- **Request**: Reproduce the lines below verbatim, omitting the pictures.

- **Materials provided**:

(begin)

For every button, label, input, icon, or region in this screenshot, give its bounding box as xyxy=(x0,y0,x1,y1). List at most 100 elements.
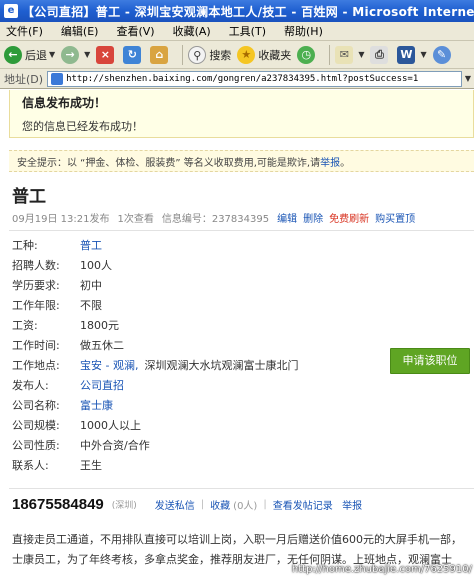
success-notice: 信息发布成功！ 您的信息已经发布成功！ xyxy=(9,90,474,138)
chevron-down-icon[interactable]: ▼ xyxy=(84,50,90,59)
delete-link[interactable]: 删除 xyxy=(303,210,323,225)
menu-help[interactable]: 帮助(H) xyxy=(284,23,323,39)
page-content: 信息发布成功！ 您的信息已经发布成功！ 安全提示：以 “押金、体检、服装费” 等… xyxy=(0,90,474,577)
field-label: 公司规模: xyxy=(12,419,60,432)
refresh-button[interactable]: ↻ xyxy=(123,45,144,64)
favorite-link[interactable]: 收藏 xyxy=(210,497,230,512)
field-row: 联系人: 王生 xyxy=(12,455,372,475)
post-views: 1次查看 xyxy=(117,214,154,225)
forward-arrow-icon: → xyxy=(61,45,80,64)
favorite-count: (0人) xyxy=(233,501,258,512)
toolbar-divider xyxy=(182,44,184,65)
contact-phone: 18675584849 xyxy=(12,496,104,513)
menu-tools[interactable]: 工具(T) xyxy=(229,23,266,39)
field-label: 发布人: xyxy=(12,379,49,392)
menu-edit[interactable]: 编辑(E) xyxy=(61,23,99,39)
menu-file[interactable]: 文件(F) xyxy=(6,23,43,39)
ie-icon: e xyxy=(4,4,18,18)
toolbar: ← 后退 ▼ → ▼ × ↻ ⌂ ⚲ 搜索 ★ 收藏夹 ◷ ✉ ▼ ⎙ W ▼ … xyxy=(0,41,474,69)
success-message: 您的信息已经发布成功！ xyxy=(22,120,143,133)
chevron-down-icon[interactable]: ▼ xyxy=(420,50,426,59)
field-label: 学历要求: xyxy=(12,279,60,292)
forward-button[interactable]: → ▼ xyxy=(61,45,90,64)
field-value[interactable]: 公司直招 xyxy=(80,377,124,393)
print-icon: ⎙ xyxy=(370,45,389,64)
field-label: 工种: xyxy=(12,239,38,252)
stop-icon: × xyxy=(96,45,115,64)
word-icon: W xyxy=(397,45,416,64)
field-row: 工作时间: 做五休二 xyxy=(12,335,372,355)
favorites-button[interactable]: ★ 收藏夹 xyxy=(237,45,291,64)
view-posts-link[interactable]: 查看发帖记录 xyxy=(273,497,333,512)
address-url[interactable]: http://shenzhen.baixing.com/gongren/a237… xyxy=(66,74,418,84)
field-value[interactable]: 富士康 xyxy=(80,397,113,413)
field-row: 学历要求: 初中 xyxy=(12,275,372,295)
search-button[interactable]: ⚲ 搜索 xyxy=(188,45,231,64)
history-icon: ◷ xyxy=(297,45,316,64)
chevron-down-icon[interactable]: ▼ xyxy=(358,50,364,59)
search-icon: ⚲ xyxy=(188,45,207,64)
field-value[interactable]: 普工 xyxy=(80,237,102,253)
field-value: 1000人以上 xyxy=(80,419,141,432)
field-label: 工资: xyxy=(12,319,38,332)
word-button[interactable]: W ▼ xyxy=(397,45,427,64)
field-label: 工作地点: xyxy=(12,359,60,372)
print-button[interactable]: ⎙ xyxy=(370,45,391,64)
field-value: 中外合资/合作 xyxy=(80,439,150,452)
menu-favorites[interactable]: 收藏(A) xyxy=(173,23,211,39)
edit-link[interactable]: 编辑 xyxy=(277,210,297,225)
messenger-button[interactable]: ✎ xyxy=(432,45,454,64)
address-label: 地址(D) xyxy=(4,72,44,86)
report-link[interactable]: 举报 xyxy=(320,154,340,169)
field-label: 公司性质: xyxy=(12,439,60,452)
field-row: 工作年限: 不限 xyxy=(12,295,372,315)
send-message-link[interactable]: 发送私信 xyxy=(155,497,195,512)
history-button[interactable]: ◷ xyxy=(297,45,318,64)
separator: | xyxy=(263,499,267,510)
back-button[interactable]: ← 后退 ▼ xyxy=(4,45,55,64)
chevron-down-icon[interactable]: ▼ xyxy=(462,70,474,87)
buy-top-link[interactable]: 购买置顶 xyxy=(375,210,415,225)
window-title-bar: e 【公司直招】普工 - 深圳宝安观澜本地工人/技工 - 百姓网 - Micro… xyxy=(0,0,474,22)
safety-tip: 安全提示：以 “押金、体检、服装费” 等名义收取费用,可能是欺诈,请 举报 。 xyxy=(9,150,474,172)
safety-text: 安全提示：以 “押金、体检、服装费” 等名义收取费用,可能是欺诈,请 xyxy=(17,157,321,169)
spacer: | xyxy=(336,499,339,510)
mail-icon: ✉ xyxy=(335,45,354,64)
field-label: 联系人: xyxy=(12,459,49,472)
field-value[interactable]: 宝安 - 观澜, xyxy=(80,357,138,373)
field-row: 公司名称: 富士康 xyxy=(12,395,372,415)
field-value: 王生 xyxy=(80,459,102,472)
address-bar: 地址(D) http://shenzhen.baixing.com/gongre… xyxy=(0,69,474,89)
address-input[interactable]: http://shenzhen.baixing.com/gongren/a237… xyxy=(47,70,462,87)
divider xyxy=(9,230,474,231)
apply-job-button[interactable]: 申请该职位 xyxy=(390,348,470,374)
field-label: 公司名称: xyxy=(12,399,60,412)
watermark: http://home.zhubajie.com/7625910/ xyxy=(291,564,472,575)
field-value: 100人 xyxy=(80,259,112,272)
field-value: 1800元 xyxy=(80,319,119,332)
toolbar-divider xyxy=(329,44,331,65)
field-value: 做五休二 xyxy=(80,339,124,352)
field-value: 不限 xyxy=(80,299,102,312)
post-id: 信息编号：237834395 xyxy=(161,214,270,225)
success-heading: 信息发布成功！ xyxy=(22,96,107,110)
mail-button[interactable]: ✉ ▼ xyxy=(335,45,364,64)
field-row: 招聘人数: 100人 xyxy=(12,255,372,275)
home-button[interactable]: ⌂ xyxy=(150,45,171,64)
contact-bar: 18675584849 (深圳) 发送私信 | 收藏 (0人) | 查看发帖记录… xyxy=(12,496,362,513)
star-icon: ★ xyxy=(237,45,256,64)
window-title: 【公司直招】普工 - 深圳宝安观澜本地工人/技工 - 百姓网 - Microso… xyxy=(22,4,474,19)
field-value: 初中 xyxy=(80,279,102,292)
separator: | xyxy=(200,499,205,510)
chevron-down-icon[interactable]: ▼ xyxy=(49,50,55,59)
menu-view[interactable]: 查看(V) xyxy=(116,23,154,39)
description-line: 直接走员工通道，不用排队直接可以培训上岗，入职一月后赠送价值600元的大屏手机一… xyxy=(12,533,462,546)
field-row: 工资: 1800元 xyxy=(12,315,372,335)
menu-bar: 文件(F) 编辑(E) 查看(V) 收藏(A) 工具(T) 帮助(H) xyxy=(0,22,474,41)
free-refresh-link[interactable]: 免费刷新 xyxy=(329,210,369,225)
report-user-link[interactable]: 举报 xyxy=(342,497,362,512)
stop-button[interactable]: × xyxy=(96,45,117,64)
field-row: 公司性质: 中外合资/合作 xyxy=(12,435,372,455)
field-row: 工种: 普工 xyxy=(12,235,372,255)
messenger-icon: ✎ xyxy=(432,45,451,64)
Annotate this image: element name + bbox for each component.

(end)

- **Finished answer**:
For every button, label, input, icon, or region in this screenshot, give its bounding box as xyxy=(x0,y0,x1,y1). List at most 100 elements.
success-notice: 信息发布成功！ 您的信息已经发布成功！ xyxy=(9,90,474,138)
chevron-down-icon[interactable]: ▼ xyxy=(84,50,90,59)
delete-link[interactable]: 删除 xyxy=(303,210,323,225)
menu-help[interactable]: 帮助(H) xyxy=(284,23,323,39)
page-content: 信息发布成功！ 您的信息已经发布成功！ 安全提示：以 “押金、体检、服装费” 等… xyxy=(0,90,474,577)
field-label: 公司规模: xyxy=(12,419,60,432)
refresh-button[interactable]: ↻ xyxy=(123,45,144,64)
favorite-link[interactable]: 收藏 xyxy=(210,497,230,512)
field-row: 联系人: 王生 xyxy=(12,455,372,475)
post-views: 1次查看 xyxy=(117,214,154,225)
forward-arrow-icon: → xyxy=(61,45,80,64)
favorite-count: (0人) xyxy=(233,501,258,512)
toolbar-divider xyxy=(182,44,184,65)
contact-phone: 18675584849 xyxy=(12,496,104,513)
menu-tools[interactable]: 工具(T) xyxy=(229,23,266,39)
field-label: 发布人: xyxy=(12,379,49,392)
menu-edit[interactable]: 编辑(E) xyxy=(61,23,99,39)
menu-file[interactable]: 文件(F) xyxy=(6,23,43,39)
ie-icon: e xyxy=(4,4,18,18)
toolbar: ← 后退 ▼ → ▼ × ↻ ⌂ ⚲ 搜索 ★ 收藏夹 ◷ ✉ ▼ ⎙ W ▼ … xyxy=(0,41,474,69)
success-message: 您的信息已经发布成功！ xyxy=(22,120,143,133)
chevron-down-icon[interactable]: ▼ xyxy=(420,50,426,59)
field-label: 学历要求: xyxy=(12,279,60,292)
forward-button[interactable]: → ▼ xyxy=(61,45,90,64)
field-value[interactable]: 公司直招 xyxy=(80,377,124,393)
print-icon: ⎙ xyxy=(370,45,389,64)
field-label: 工种: xyxy=(12,239,38,252)
stop-icon: × xyxy=(96,45,115,64)
word-icon: W xyxy=(397,45,416,64)
field-row: 工作时间: 做五休二 xyxy=(12,335,372,355)
favorites-button[interactable]: ★ 收藏夹 xyxy=(237,45,291,64)
view-posts-link[interactable]: 查看发帖记录 xyxy=(273,497,333,512)
address-url[interactable]: http://shenzhen.baixing.com/gongren/a237… xyxy=(66,74,418,84)
field-value[interactable]: 富士康 xyxy=(80,397,113,413)
field-row: 学历要求: 初中 xyxy=(12,275,372,295)
search-button[interactable]: ⚲ 搜索 xyxy=(188,45,231,64)
history-icon: ◷ xyxy=(297,45,316,64)
chevron-down-icon[interactable]: ▼ xyxy=(358,50,364,59)
search-icon: ⚲ xyxy=(188,45,207,64)
field-value[interactable]: 普工 xyxy=(80,237,102,253)
field-value: 1000人以上 xyxy=(80,419,141,432)
field-label: 工资: xyxy=(12,319,38,332)
word-button[interactable]: W ▼ xyxy=(397,45,427,64)
field-label: 工作地点: xyxy=(12,359,60,372)
print-button[interactable]: ⎙ xyxy=(370,45,391,64)
field-value: 中外合资/合作 xyxy=(80,439,150,452)
menu-favorites[interactable]: 收藏(A) xyxy=(173,23,211,39)
edit-link[interactable]: 编辑 xyxy=(277,210,297,225)
messenger-button[interactable]: ✎ xyxy=(432,45,454,64)
address-label: 地址(D) xyxy=(4,72,44,86)
report-link[interactable]: 举报 xyxy=(320,154,340,169)
field-label: 公司性质: xyxy=(12,439,60,452)
field-row: 工作年限: 不限 xyxy=(12,295,372,315)
send-message-link[interactable]: 发送私信 xyxy=(155,497,195,512)
history-button[interactable]: ◷ xyxy=(297,45,318,64)
separator: | xyxy=(263,499,267,510)
back-button[interactable]: ← 后退 ▼ xyxy=(4,45,55,64)
chevron-down-icon[interactable]: ▼ xyxy=(462,70,474,87)
buy-top-link[interactable]: 购买置顶 xyxy=(375,210,415,225)
window-title-bar: e 【公司直招】普工 - 深圳宝安观澜本地工人/技工 - 百姓网 - Micro… xyxy=(0,0,474,22)
safety-tip: 安全提示：以 “押金、体检、服装费” 等名义收取费用,可能是欺诈,请 举报 。 xyxy=(9,150,474,172)
safety-text: 安全提示：以 “押金、体检、服装费” 等名义收取费用,可能是欺诈,请 xyxy=(17,157,321,169)
spacer: | xyxy=(336,499,339,510)
mail-icon: ✉ xyxy=(335,45,354,64)
field-label: 联系人: xyxy=(12,459,49,472)
field-value[interactable]: 宝安 - 观澜, xyxy=(80,357,138,373)
field-row: 公司名称: 富士康 xyxy=(12,395,372,415)
field-value: 王生 xyxy=(80,459,102,472)
address-bar: 地址(D) http://shenzhen.baixing.com/gongre… xyxy=(0,69,474,89)
address-input[interactable]: http://shenzhen.baixing.com/gongren/a237… xyxy=(47,70,462,87)
divider xyxy=(9,230,474,231)
apply-job-button[interactable]: 申请该职位 xyxy=(390,348,470,374)
field-label: 公司名称: xyxy=(12,399,60,412)
watermark: http://home.zhubajie.com/7625910/ xyxy=(291,564,472,575)
field-value: 100人 xyxy=(80,259,112,272)
field-value: 1800元 xyxy=(80,319,119,332)
toolbar-divider xyxy=(329,44,331,65)
field-value: 做五休二 xyxy=(80,339,124,352)
field-value: 不限 xyxy=(80,299,102,312)
post-id: 信息编号：237834395 xyxy=(161,214,270,225)
success-heading: 信息发布成功！ xyxy=(22,96,107,110)
mail-button[interactable]: ✉ ▼ xyxy=(335,45,364,64)
field-row: 招聘人数: 100人 xyxy=(12,255,372,275)
home-button[interactable]: ⌂ xyxy=(150,45,171,64)
contact-bar: 18675584849 (深圳) 发送私信 | 收藏 (0人) | 查看发帖记录… xyxy=(12,496,362,513)
star-icon: ★ xyxy=(237,45,256,64)
window-title: 【公司直招】普工 - 深圳宝安观澜本地工人/技工 - 百姓网 - Microso… xyxy=(22,4,474,19)
field-value: 初中 xyxy=(80,279,102,292)
separator: | xyxy=(200,499,205,510)
chevron-down-icon[interactable]: ▼ xyxy=(49,50,55,59)
menu-view[interactable]: 查看(V) xyxy=(116,23,154,39)
description-line: 直接走员工通道，不用排队直接可以培训上岗，入职一月后赠送价值600元的大屏手机一… xyxy=(12,533,462,546)
field-row: 工资: 1800元 xyxy=(12,315,372,335)
menu-bar: 文件(F) 编辑(E) 查看(V) 收藏(A) 工具(T) 帮助(H) xyxy=(0,22,474,41)
free-refresh-link[interactable]: 免费刷新 xyxy=(329,210,369,225)
report-user-link[interactable]: 举报 xyxy=(342,497,362,512)
stop-button[interactable]: × xyxy=(96,45,117,64)
field-row: 公司性质: 中外合资/合作 xyxy=(12,435,372,455)
field-row: 工种: 普工 xyxy=(12,235,372,255)
messenger-icon: ✎ xyxy=(432,45,451,64)
Annotate this image: element name + bbox for each component.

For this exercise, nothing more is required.